**YOUR TASK:**
Please print every record below exactly as it appears.

Records from a collection
════════

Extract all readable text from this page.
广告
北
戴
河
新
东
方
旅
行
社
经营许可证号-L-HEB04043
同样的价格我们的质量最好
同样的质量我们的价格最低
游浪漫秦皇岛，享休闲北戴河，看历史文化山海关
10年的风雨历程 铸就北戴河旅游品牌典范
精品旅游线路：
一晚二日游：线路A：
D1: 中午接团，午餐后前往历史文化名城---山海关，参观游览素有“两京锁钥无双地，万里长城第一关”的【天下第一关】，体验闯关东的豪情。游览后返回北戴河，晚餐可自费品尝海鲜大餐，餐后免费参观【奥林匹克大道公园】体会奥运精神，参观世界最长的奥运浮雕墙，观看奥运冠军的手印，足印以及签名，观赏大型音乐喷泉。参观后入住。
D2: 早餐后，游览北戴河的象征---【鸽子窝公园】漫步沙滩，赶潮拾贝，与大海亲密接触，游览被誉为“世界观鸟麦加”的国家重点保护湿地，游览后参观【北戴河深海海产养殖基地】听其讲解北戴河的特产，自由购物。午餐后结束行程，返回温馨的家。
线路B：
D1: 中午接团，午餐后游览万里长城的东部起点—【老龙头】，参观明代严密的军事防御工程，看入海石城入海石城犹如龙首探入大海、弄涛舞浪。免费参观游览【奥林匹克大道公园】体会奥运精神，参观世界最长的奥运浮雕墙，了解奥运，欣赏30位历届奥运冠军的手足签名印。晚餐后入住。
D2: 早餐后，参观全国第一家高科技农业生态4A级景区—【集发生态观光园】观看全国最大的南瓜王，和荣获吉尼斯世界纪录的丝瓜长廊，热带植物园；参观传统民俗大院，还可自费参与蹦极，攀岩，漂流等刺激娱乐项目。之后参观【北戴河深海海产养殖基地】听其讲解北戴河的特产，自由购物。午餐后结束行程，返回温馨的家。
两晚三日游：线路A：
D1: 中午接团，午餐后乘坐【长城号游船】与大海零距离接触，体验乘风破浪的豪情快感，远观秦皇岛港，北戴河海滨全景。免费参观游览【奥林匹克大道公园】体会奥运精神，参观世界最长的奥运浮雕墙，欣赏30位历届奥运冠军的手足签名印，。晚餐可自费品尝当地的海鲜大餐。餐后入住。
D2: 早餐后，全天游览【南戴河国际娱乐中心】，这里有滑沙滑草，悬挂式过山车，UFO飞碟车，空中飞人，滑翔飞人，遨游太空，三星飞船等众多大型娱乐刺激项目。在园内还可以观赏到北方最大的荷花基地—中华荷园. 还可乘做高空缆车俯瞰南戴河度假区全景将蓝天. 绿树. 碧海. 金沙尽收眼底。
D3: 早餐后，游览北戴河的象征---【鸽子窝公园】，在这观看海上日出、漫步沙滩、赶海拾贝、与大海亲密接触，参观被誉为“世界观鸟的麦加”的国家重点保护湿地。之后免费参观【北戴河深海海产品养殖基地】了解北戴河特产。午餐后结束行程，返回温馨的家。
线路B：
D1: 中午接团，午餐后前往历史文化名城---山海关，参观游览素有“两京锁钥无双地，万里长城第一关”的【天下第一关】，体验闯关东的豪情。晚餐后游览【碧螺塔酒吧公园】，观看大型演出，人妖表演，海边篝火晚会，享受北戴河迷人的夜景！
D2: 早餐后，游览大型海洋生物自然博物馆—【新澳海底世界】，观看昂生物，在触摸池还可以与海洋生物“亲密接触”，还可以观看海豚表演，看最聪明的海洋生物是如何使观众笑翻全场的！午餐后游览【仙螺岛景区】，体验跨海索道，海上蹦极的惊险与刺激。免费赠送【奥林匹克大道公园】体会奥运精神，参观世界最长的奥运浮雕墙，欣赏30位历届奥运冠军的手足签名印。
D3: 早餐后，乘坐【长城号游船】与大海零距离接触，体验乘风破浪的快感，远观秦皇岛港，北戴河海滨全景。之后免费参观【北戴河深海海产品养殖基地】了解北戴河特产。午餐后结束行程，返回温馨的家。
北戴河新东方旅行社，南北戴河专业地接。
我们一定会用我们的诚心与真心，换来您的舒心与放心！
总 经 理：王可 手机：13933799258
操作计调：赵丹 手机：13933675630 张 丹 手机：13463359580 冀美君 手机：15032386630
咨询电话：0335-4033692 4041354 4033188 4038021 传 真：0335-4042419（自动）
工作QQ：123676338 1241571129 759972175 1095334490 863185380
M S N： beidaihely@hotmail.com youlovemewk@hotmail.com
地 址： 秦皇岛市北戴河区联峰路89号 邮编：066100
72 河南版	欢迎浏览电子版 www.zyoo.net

════════

**SOLUTION BELOW:**
Extract all readable text from this page.
广告
北
戴
河
新
东
方
旅
行
社
经营许可证号-L-HEB04043
同样的价格我们的质量最好
同样的质量我们的价格最低
游浪漫秦皇岛，享休闲北戴河，看历史文化山海关
10年的风雨历程 铸就北戴河旅游品牌典范
精品旅游线路：
一晚二日游：线路A：
D1: 中午接团，午餐后前往历史文化名城---山海关，参观游览素有“两京锁钥无双地，万里长城第一关”的【天下第一关】，体验闯关东的豪情。游览后返回北戴河，晚餐可自费品尝海鲜大餐，餐后免费参观【奥林匹克大道公园】体会奥运精神，参观世界最长的奥运浮雕墙，观看奥运冠军的手印，足印以及签名，观赏大型音乐喷泉。参观后入住。
D2: 早餐后，游览北戴河的象征---【鸽子窝公园】漫步沙滩，赶潮拾贝，与大海亲密接触，游览被誉为“世界观鸟麦加”的国家重点保护湿地，游览后参观【北戴河深海海产养殖基地】听其讲解北戴河的特产，自由购物。午餐后结束行程，返回温馨的家。
线路B：
D1: 中午接团，午餐后游览万里长城的东部起点—【老龙头】，参观明代严密的军事防御工程，看入海石城入海石城犹如龙首探入大海、弄涛舞浪。免费参观游览【奥林匹克大道公园】体会奥运精神，参观世界最长的奥运浮雕墙，了解奥运，欣赏30位历届奥运冠军的手足签名印。晚餐后入住。
D2: 早餐后，参观全国第一家高科技农业生态4A级景区—【集发生态观光园】观看全国最大的南瓜王，和荣获吉尼斯世界纪录的丝瓜长廊，热带植物园；参观传统民俗大院，还可自费参与蹦极，攀岩，漂流等刺激娱乐项目。之后参观【北戴河深海海产养殖基地】听其讲解北戴河的特产，自由购物。午餐后结束行程，返回温馨的家。
两晚三日游：线路A：
D1: 中午接团，午餐后乘坐【长城号游船】与大海零距离接触，体验乘风破浪的豪情快感，远观秦皇岛港，北戴河海滨全景。免费参观游览【奥林匹克大道公园】体会奥运精神，参观世界最长的奥运浮雕墙，欣赏30位历届奥运冠军的手足签名印，。晚餐可自费品尝当地的海鲜大餐。餐后入住。
D2: 早餐后，全天游览【南戴河国际娱乐中心】，这里有滑沙滑草，悬挂式过山车，UFO飞碟车，空中飞人，滑翔飞人，遨游太空，三星飞船等众多大型娱乐刺激项目。在园内还可以观赏到北方最大的荷花基地—中华荷园. 还可乘做高空缆车俯瞰南戴河度假区全景将蓝天. 绿树. 碧海. 金沙尽收眼底。
D3: 早餐后，游览北戴河的象征---【鸽子窝公园】，在这观看海上日出、漫步沙滩、赶海拾贝、与大海亲密接触，参观被誉为“世界观鸟的麦加”的国家重点保护湿地。之后免费参观【北戴河深海海产品养殖基地】了解北戴河特产。午餐后结束行程，返回温馨的家。
线路B：
D1: 中午接团，午餐后前往历史文化名城---山海关，参观游览素有“两京锁钥无双地，万里长城第一关”的【天下第一关】，体验闯关东的豪情。晚餐后游览【碧螺塔酒吧公园】，观看大型演出，人妖表演，海边篝火晚会，享受北戴河迷人的夜景！
D2: 早餐后，游览大型海洋生物自然博物馆—【新澳海底世界】，观看昂生物，在触摸池还可以与海洋生物“亲密接触”，还可以观看海豚表演，看最聪明的海洋生物是如何使观众笑翻全场的！午餐后游览【仙螺岛景区】，体验跨海索道，海上蹦极的惊险与刺激。免费赠送【奥林匹克大道公园】体会奥运精神，参观世界最长的奥运浮雕墙，欣赏30位历届奥运冠军的手足签名印。
D3: 早餐后，乘坐【长城号游船】与大海零距离接触，体验乘风破浪的快感，远观秦皇岛港，北戴河海滨全景。之后免费参观【北戴河深海海产品养殖基地】了解北戴河特产。午餐后结束行程，返回温馨的家。
北戴河新东方旅行社，南北戴河专业地接。
我们一定会用我们的诚心与真心，换来您的舒心与放心！
总 经 理：王可 手机：13933799258
操作计调：赵丹 手机：13933675630 张 丹 手机：13463359580 冀美君 手机：15032386630
咨询电话：0335-4033692 4041354 4033188 4038021 传 真：0335-4042419（自动）
工作QQ：123676338 1241571129 759972175 1095334490 863185380
M S N： beidaihely@hotmail.com youlovemewk@hotmail.com
地 址： 秦皇岛市北戴河区联峰路89号 邮编：066100
72 河南版	欢迎浏览电子版 www.zyoo.net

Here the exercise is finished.